### INSTRUCTIONS FOR THE TASK
Repeat the records below exactly, leaving out any pictures.

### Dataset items

• • • • • • •

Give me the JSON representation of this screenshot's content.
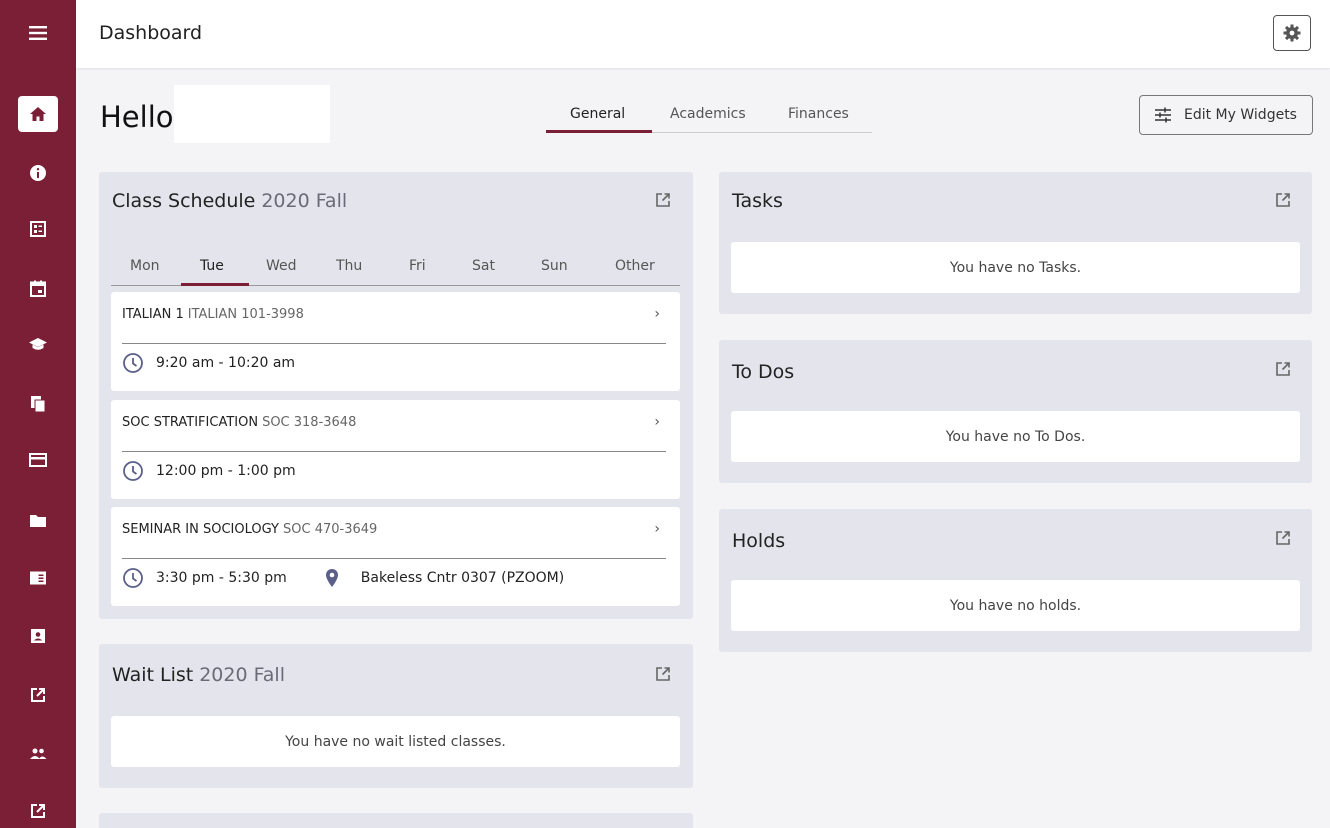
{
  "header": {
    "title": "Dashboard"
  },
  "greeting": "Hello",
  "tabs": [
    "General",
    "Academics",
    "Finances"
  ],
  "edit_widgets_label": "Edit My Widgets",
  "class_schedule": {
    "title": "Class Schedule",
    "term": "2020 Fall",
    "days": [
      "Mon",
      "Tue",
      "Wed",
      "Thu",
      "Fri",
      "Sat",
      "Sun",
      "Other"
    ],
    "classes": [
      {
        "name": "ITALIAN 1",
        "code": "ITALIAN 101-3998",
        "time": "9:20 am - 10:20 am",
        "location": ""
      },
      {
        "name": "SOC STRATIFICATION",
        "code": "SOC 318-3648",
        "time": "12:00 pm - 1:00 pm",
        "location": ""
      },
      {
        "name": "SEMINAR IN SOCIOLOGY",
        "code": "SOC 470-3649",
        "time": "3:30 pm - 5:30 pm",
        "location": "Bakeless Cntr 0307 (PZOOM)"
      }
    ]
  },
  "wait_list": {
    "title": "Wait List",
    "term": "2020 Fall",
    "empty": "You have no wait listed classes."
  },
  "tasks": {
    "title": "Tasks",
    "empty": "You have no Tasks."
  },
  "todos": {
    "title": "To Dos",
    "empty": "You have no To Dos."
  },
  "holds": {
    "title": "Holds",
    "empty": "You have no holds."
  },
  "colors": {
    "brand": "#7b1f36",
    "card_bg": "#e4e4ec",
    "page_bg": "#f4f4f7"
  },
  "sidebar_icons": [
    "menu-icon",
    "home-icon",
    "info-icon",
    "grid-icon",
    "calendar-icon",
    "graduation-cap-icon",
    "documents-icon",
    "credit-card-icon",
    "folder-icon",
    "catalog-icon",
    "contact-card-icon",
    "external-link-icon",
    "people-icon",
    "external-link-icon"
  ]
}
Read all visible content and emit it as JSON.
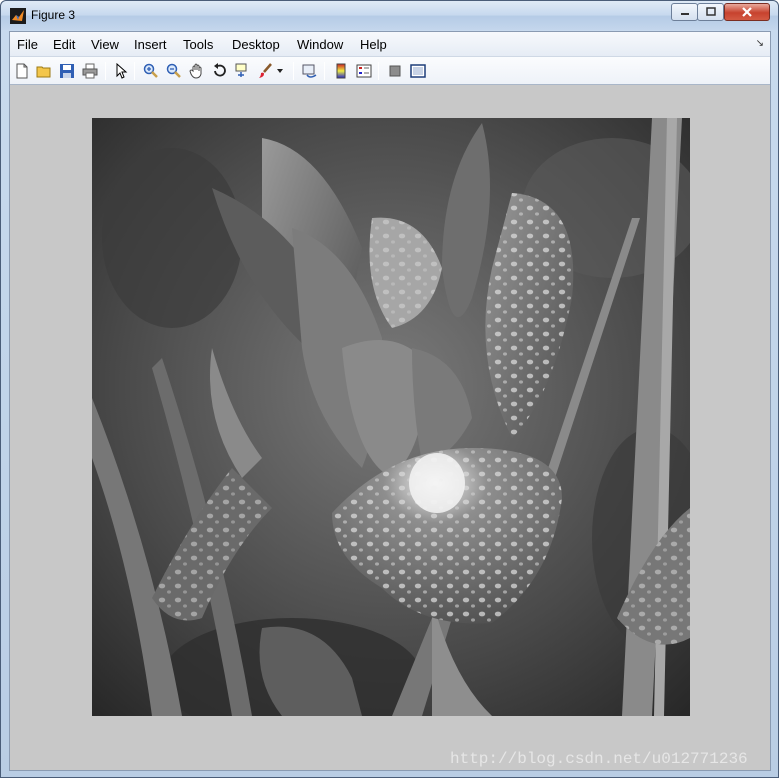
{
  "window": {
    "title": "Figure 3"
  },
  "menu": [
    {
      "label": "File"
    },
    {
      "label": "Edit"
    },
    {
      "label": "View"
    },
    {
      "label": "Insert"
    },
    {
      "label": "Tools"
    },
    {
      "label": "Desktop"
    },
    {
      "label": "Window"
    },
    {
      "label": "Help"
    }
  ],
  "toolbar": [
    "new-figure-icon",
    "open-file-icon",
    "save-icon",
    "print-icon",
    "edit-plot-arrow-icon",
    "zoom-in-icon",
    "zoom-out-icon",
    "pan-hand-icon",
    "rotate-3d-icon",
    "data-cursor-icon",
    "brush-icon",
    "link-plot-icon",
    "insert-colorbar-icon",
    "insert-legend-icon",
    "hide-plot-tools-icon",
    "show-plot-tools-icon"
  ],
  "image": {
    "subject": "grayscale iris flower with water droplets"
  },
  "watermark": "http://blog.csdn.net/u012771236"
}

• • • • • • •

### COMPLETED EXERCISE
Give me the JSON representation of this screenshot's content.
{
  "header": {
    "title": "Dashboard"
  },
  "greeting": "Hello",
  "tabs": [
    "General",
    "Academics",
    "Finances"
  ],
  "edit_widgets_label": "Edit My Widgets",
  "class_schedule": {
    "title": "Class Schedule",
    "term": "2020 Fall",
    "days": [
      "Mon",
      "Tue",
      "Wed",
      "Thu",
      "Fri",
      "Sat",
      "Sun",
      "Other"
    ],
    "classes": [
      {
        "name": "ITALIAN 1",
        "code": "ITALIAN 101-3998",
        "time": "9:20 am - 10:20 am",
        "location": ""
      },
      {
        "name": "SOC STRATIFICATION",
        "code": "SOC 318-3648",
        "time": "12:00 pm - 1:00 pm",
        "location": ""
      },
      {
        "name": "SEMINAR IN SOCIOLOGY",
        "code": "SOC 470-3649",
        "time": "3:30 pm - 5:30 pm",
        "location": "Bakeless Cntr 0307 (PZOOM)"
      }
    ]
  },
  "wait_list": {
    "title": "Wait List",
    "term": "2020 Fall",
    "empty": "You have no wait listed classes."
  },
  "tasks": {
    "title": "Tasks",
    "empty": "You have no Tasks."
  },
  "todos": {
    "title": "To Dos",
    "empty": "You have no To Dos."
  },
  "holds": {
    "title": "Holds",
    "empty": "You have no holds."
  },
  "colors": {
    "brand": "#7b1f36",
    "card_bg": "#e4e4ec",
    "page_bg": "#f4f4f7"
  },
  "sidebar_icons": [
    "menu-icon",
    "home-icon",
    "info-icon",
    "grid-icon",
    "calendar-icon",
    "graduation-cap-icon",
    "documents-icon",
    "credit-card-icon",
    "folder-icon",
    "catalog-icon",
    "contact-card-icon",
    "external-link-icon",
    "people-icon",
    "external-link-icon"
  ]
}
Read all visible content and emit it as JSON.
{
  "window": {
    "title": "Figure 3"
  },
  "menu": [
    {
      "label": "File"
    },
    {
      "label": "Edit"
    },
    {
      "label": "View"
    },
    {
      "label": "Insert"
    },
    {
      "label": "Tools"
    },
    {
      "label": "Desktop"
    },
    {
      "label": "Window"
    },
    {
      "label": "Help"
    }
  ],
  "toolbar": [
    "new-figure-icon",
    "open-file-icon",
    "save-icon",
    "print-icon",
    "edit-plot-arrow-icon",
    "zoom-in-icon",
    "zoom-out-icon",
    "pan-hand-icon",
    "rotate-3d-icon",
    "data-cursor-icon",
    "brush-icon",
    "link-plot-icon",
    "insert-colorbar-icon",
    "insert-legend-icon",
    "hide-plot-tools-icon",
    "show-plot-tools-icon"
  ],
  "image": {
    "subject": "grayscale iris flower with water droplets"
  },
  "watermark": "http://blog.csdn.net/u012771236"
}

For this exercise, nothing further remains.